▸ Input

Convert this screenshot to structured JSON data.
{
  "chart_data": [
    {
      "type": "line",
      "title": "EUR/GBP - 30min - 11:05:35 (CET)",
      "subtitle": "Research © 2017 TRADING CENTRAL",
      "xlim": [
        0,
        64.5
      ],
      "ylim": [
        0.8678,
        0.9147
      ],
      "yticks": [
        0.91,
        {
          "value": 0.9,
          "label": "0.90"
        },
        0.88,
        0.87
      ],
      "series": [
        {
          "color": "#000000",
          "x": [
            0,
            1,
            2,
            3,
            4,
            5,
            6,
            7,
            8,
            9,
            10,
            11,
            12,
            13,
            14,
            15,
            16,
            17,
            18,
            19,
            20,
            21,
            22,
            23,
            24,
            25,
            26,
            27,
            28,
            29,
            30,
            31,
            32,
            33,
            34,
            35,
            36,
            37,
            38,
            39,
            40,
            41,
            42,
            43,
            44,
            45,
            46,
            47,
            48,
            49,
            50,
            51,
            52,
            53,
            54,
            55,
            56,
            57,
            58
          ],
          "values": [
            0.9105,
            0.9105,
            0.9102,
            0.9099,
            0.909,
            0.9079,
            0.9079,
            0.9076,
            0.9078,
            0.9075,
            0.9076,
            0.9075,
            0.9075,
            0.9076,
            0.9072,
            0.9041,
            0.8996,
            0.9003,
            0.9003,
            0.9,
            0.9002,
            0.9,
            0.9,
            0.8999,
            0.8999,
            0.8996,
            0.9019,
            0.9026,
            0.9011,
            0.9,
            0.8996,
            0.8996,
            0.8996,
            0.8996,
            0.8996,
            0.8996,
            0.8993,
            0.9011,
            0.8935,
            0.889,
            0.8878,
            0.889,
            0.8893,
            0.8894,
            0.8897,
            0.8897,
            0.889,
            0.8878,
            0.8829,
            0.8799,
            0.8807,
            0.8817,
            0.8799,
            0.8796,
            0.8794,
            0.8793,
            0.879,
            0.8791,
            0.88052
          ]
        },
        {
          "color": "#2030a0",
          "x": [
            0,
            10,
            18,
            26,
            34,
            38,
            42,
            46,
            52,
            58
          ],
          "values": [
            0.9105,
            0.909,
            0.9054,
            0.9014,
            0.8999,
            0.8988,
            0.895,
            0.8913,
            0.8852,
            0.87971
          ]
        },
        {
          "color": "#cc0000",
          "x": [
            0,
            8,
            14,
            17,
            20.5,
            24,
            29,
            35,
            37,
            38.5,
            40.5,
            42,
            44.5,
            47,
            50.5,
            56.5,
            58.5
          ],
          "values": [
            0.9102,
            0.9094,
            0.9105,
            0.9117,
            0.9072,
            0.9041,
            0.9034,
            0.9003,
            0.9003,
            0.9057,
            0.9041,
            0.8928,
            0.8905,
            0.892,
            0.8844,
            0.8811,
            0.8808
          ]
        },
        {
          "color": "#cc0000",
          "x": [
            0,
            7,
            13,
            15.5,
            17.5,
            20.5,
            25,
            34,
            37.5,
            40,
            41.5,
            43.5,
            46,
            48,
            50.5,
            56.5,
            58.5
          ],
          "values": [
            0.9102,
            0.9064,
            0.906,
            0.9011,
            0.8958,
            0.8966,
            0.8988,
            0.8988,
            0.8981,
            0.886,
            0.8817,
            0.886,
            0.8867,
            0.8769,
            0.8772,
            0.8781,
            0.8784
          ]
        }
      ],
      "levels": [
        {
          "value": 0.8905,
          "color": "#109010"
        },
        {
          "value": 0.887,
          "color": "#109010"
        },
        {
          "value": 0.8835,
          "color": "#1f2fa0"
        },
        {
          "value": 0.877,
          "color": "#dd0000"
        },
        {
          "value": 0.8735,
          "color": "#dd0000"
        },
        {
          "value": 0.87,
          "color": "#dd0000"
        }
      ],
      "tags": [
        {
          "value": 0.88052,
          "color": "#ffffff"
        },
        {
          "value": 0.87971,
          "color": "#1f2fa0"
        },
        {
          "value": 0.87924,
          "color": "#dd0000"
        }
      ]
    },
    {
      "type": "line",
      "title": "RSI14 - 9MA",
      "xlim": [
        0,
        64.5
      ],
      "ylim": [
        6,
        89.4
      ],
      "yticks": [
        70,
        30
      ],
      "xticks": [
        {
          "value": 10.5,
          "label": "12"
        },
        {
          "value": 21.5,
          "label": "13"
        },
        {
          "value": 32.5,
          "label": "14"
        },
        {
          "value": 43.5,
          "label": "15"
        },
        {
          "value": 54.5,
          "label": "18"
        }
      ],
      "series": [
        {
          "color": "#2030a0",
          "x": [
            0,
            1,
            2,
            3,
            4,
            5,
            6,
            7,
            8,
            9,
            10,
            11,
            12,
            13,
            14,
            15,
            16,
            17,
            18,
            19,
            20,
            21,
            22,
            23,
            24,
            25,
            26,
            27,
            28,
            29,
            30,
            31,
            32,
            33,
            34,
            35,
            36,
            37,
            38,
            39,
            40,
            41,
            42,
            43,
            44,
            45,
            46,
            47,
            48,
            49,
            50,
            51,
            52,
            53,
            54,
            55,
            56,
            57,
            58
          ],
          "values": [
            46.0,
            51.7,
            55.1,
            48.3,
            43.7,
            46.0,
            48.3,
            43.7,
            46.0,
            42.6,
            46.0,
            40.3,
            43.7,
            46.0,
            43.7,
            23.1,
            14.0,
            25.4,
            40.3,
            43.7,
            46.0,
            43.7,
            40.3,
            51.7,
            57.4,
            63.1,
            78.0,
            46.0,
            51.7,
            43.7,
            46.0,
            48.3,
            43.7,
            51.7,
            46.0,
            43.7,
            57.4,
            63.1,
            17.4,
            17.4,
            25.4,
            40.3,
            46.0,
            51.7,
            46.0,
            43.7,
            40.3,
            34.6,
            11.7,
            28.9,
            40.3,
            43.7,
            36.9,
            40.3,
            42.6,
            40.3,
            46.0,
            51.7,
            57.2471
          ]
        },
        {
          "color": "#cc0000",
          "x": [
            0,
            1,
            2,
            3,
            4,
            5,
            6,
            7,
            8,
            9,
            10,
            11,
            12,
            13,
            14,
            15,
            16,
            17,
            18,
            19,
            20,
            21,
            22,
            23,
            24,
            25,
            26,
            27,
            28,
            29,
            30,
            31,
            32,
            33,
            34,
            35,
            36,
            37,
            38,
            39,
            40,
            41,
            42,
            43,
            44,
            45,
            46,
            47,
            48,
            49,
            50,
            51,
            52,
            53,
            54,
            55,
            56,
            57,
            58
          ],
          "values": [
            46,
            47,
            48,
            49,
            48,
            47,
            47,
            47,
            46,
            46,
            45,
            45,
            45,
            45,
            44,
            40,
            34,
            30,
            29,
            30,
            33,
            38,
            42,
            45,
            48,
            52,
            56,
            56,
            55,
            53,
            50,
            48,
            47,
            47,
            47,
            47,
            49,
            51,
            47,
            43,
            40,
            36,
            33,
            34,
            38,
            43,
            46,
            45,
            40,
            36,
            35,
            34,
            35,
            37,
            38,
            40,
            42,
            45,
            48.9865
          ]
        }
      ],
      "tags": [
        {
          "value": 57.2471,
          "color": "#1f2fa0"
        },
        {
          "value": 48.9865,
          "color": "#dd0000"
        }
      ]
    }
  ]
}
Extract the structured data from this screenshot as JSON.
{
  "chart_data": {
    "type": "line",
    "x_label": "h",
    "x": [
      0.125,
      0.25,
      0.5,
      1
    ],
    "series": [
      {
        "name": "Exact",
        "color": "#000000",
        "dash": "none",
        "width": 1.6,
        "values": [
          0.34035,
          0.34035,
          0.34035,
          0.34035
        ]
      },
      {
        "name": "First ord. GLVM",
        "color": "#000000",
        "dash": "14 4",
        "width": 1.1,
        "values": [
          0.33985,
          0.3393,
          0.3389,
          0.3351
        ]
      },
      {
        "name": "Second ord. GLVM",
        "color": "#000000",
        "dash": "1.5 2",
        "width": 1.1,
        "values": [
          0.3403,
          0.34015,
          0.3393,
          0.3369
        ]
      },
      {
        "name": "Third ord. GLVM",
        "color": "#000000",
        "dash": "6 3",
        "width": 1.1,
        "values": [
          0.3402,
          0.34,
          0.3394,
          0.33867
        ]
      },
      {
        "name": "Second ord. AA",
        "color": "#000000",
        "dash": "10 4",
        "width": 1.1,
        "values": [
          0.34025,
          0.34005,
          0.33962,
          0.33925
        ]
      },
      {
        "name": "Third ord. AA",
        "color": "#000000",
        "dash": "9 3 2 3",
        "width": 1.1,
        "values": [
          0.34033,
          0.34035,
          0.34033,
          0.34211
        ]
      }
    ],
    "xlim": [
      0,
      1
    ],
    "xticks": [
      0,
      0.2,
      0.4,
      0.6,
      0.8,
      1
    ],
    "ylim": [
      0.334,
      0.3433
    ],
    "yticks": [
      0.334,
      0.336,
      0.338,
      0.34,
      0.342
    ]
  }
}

▸ What is asked
List every line above containing the word "screenshot".

▸ Exercise response
Convert this screenshot to structured JSON data.
Extract the structured data from this screenshot as JSON.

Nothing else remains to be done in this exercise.